* _DIRECTIONS FOR THIS TASK_
Examine the entries and show every line in which the word "tehtiin" is found.

## Start

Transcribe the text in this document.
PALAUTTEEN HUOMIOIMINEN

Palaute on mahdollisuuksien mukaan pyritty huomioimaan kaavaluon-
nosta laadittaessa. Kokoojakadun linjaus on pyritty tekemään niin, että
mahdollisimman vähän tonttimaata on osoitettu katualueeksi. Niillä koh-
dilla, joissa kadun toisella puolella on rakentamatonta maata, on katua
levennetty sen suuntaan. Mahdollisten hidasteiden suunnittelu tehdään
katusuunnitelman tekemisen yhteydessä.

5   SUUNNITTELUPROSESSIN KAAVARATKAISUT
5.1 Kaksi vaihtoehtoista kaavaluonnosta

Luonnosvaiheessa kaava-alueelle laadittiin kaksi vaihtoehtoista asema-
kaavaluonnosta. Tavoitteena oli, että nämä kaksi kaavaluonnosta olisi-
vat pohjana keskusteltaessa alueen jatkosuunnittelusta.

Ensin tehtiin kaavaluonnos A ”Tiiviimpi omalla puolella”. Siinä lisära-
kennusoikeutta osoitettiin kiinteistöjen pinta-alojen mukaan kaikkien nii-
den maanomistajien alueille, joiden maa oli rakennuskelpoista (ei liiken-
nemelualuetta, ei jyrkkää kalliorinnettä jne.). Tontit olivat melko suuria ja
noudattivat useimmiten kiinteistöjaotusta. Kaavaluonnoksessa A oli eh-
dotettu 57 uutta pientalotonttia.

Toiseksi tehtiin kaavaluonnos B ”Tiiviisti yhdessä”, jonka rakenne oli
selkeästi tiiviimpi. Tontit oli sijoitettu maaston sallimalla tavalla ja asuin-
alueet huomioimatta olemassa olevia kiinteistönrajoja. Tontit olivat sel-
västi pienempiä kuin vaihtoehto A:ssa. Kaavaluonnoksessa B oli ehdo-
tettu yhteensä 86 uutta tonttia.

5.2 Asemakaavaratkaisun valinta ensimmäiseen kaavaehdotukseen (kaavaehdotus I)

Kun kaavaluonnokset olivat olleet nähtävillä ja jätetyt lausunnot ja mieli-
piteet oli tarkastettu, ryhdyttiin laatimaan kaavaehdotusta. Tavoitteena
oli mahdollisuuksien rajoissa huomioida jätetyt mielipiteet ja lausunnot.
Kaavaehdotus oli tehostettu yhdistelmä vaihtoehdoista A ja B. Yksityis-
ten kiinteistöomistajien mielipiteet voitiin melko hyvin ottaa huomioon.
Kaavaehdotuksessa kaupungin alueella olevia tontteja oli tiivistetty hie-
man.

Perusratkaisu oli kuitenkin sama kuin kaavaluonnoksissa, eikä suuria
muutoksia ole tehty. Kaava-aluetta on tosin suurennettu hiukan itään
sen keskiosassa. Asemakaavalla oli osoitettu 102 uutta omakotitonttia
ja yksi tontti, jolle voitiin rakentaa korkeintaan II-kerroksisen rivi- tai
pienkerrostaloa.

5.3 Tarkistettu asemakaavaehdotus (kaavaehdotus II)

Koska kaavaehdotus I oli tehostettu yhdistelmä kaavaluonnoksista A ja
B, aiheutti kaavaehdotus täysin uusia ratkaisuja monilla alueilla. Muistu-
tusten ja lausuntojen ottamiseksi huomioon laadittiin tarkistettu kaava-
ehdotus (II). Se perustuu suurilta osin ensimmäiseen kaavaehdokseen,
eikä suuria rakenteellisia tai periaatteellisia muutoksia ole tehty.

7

## End

* _WRITTEN REPLY_
Ensin tehtiin kaavaluonnos A ”Tiiviimpi omalla puolella”. Siinä lisära-
Toiseksi tehtiin kaavaluonnos B ”Tiiviisti yhdessä”, jonka rakenne oli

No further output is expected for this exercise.